### Your objective
In the forum thread on AI progress, start at "How do they" and stop after "(Flan-PaLM from Google).". Reproduce that stretch word for word.

### Excerpt

[Start of section]

I don’t think we’re close to super human intelligence in the colloquial sense.
ChatGPT scrapes all the information given, then predicts the next token. It has no ability to understand what is truthful or correct. It’s as good as the data being fed to it.
To me, this is a step closer to AGI but we’re still far off. There’s a difference between “what’s statistically likely to be the next word” vs “despite this being the most likely next word, it’s actually wrong and here’s why”
If we say, “well, we’ll tell chatgpt what the correct sources of information are” that’s no better really. It’s not reasoning, it’s just a neutered data set.
I imagine they need to add something like chatgpt 4 has with live internet models or something else to get the next meaningful bump
I don’t recall who said it, but a similar thread had a researcher in the field express that we have squeezed far more juice than expected from these transformer models. Not that new progress in this direction can be made, but it seems like we’re approaching diminishing returns
I believe the next step that’s close is to have these train on less and less horsepower. If we can have these models run on a phone locally, oh boy that’s gonna be something
- famouswaffles 3 years ago
  
  GPT's already forgo the surface level statistically most likely next word for words that are more context appropriate. That's one of the biggest reasons they are so useful.
  The truth is that functionally/technically, there's plenty left to squeeze. The bigger issue is that we're hitting a wall economically.
  - EGreg 3 years ago
    
    How do they do that? No one seems to have a real explanation of what OpenAI actually did to train it
    
    famouswaffles 3 years ago
    
    It's pretty much just scale, either via Dataset size or parameter size. Before GPT-4, the general SOTA model was not in fact from Open AI (Flan-PaLM from Google).

[End of section]

### Input data
[Start of section]

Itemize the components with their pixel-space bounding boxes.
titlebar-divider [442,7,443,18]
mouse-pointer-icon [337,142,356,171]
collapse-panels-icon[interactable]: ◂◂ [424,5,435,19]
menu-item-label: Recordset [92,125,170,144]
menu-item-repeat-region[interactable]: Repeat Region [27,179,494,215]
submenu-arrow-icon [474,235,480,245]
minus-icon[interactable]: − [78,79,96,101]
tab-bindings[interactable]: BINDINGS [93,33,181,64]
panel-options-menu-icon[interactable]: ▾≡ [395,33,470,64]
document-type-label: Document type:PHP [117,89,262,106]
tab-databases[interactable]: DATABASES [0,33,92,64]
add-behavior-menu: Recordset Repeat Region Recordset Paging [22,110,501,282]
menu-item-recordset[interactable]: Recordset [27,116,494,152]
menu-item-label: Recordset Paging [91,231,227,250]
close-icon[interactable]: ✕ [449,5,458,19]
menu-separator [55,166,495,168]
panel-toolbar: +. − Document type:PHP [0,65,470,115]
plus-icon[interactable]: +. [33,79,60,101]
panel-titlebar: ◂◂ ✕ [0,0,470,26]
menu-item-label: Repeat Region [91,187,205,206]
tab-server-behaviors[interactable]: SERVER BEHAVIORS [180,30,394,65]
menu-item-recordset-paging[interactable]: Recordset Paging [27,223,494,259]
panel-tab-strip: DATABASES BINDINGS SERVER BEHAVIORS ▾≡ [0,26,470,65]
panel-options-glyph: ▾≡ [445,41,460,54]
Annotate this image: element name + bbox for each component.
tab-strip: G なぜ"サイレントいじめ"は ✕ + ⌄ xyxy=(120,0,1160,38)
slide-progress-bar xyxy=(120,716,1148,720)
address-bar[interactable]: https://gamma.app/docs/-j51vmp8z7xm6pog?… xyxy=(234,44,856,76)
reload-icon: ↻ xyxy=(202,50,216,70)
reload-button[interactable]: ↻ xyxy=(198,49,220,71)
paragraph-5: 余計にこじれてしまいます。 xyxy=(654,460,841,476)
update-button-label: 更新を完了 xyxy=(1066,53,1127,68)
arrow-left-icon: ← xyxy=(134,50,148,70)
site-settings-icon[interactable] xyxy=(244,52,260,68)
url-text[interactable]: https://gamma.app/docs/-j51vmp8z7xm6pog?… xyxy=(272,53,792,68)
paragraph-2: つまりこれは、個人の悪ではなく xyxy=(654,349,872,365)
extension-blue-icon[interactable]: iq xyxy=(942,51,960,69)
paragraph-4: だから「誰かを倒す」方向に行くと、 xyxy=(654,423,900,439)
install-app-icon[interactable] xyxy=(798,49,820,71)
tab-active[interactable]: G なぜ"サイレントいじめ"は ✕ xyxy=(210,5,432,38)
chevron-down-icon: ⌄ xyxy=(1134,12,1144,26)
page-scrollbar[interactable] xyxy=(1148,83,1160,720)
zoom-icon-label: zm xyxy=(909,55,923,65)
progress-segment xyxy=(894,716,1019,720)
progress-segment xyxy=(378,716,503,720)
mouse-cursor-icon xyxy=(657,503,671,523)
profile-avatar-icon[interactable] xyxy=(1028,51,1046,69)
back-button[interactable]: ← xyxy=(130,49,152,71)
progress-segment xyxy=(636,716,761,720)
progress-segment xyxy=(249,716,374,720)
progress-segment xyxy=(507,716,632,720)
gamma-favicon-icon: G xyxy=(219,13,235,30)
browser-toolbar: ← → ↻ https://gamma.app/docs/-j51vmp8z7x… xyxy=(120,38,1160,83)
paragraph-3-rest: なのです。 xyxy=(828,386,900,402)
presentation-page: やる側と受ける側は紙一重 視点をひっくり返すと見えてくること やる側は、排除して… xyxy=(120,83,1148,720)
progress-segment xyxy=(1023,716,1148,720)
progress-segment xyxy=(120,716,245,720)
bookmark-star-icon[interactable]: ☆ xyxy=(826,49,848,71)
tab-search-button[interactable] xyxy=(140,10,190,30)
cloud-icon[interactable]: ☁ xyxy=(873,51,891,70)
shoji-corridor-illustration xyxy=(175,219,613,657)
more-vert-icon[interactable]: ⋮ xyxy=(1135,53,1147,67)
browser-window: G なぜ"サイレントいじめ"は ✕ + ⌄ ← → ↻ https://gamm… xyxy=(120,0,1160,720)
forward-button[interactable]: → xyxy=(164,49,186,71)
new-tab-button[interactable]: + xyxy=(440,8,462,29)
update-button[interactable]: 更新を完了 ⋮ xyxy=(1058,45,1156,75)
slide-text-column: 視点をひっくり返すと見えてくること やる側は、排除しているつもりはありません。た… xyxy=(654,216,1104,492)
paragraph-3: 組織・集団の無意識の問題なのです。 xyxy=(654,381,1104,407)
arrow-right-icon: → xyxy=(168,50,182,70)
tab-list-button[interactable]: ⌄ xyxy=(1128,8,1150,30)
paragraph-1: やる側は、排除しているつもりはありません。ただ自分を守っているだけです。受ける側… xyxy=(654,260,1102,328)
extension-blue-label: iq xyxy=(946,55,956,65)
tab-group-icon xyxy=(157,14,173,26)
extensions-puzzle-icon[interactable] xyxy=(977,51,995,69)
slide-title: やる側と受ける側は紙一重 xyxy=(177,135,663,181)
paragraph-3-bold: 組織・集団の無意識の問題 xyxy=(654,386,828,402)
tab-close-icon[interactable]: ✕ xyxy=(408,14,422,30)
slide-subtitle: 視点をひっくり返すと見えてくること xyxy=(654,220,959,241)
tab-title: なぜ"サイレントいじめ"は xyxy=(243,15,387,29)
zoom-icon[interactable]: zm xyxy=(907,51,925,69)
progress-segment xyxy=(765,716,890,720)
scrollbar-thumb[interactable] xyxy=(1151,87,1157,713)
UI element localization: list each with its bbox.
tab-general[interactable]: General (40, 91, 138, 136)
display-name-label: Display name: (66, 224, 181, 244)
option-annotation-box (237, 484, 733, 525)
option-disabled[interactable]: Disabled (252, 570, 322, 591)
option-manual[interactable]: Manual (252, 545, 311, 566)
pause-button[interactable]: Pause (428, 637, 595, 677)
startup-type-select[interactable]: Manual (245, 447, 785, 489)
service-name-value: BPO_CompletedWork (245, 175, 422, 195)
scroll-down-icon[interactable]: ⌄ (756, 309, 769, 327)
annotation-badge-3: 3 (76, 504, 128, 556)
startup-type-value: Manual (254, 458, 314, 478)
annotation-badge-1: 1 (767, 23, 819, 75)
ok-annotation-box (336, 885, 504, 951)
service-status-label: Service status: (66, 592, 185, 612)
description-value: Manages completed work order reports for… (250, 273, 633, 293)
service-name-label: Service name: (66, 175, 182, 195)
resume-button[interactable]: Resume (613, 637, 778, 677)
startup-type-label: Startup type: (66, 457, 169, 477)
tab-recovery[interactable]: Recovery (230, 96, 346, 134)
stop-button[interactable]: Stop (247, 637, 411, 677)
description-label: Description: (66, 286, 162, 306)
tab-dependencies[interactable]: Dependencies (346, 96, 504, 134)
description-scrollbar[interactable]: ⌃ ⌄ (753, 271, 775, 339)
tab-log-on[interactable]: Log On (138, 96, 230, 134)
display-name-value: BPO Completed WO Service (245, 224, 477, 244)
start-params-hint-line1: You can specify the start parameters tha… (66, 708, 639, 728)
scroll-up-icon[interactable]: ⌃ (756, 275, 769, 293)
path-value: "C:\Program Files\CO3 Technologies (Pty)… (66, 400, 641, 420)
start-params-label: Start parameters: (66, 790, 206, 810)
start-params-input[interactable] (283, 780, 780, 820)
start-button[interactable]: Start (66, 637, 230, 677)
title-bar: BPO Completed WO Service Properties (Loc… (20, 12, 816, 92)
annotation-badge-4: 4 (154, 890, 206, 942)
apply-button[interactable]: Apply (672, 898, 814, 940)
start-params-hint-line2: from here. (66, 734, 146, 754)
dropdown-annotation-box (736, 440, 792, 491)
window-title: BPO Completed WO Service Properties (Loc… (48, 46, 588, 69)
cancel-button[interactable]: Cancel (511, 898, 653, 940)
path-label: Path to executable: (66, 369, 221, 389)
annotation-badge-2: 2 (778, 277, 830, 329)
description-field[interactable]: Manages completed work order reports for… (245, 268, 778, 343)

[End of section]

### Response to this task
How do they do that? No one seems to have a real explanation of what OpenAI actually did to train it
    
    famouswaffles 3 years ago
    
    It's pretty much just scale, either via Dataset size or parameter size. Before GPT-4, the general SOTA model was not in fact from Open AI (Flan-PaLM from Google).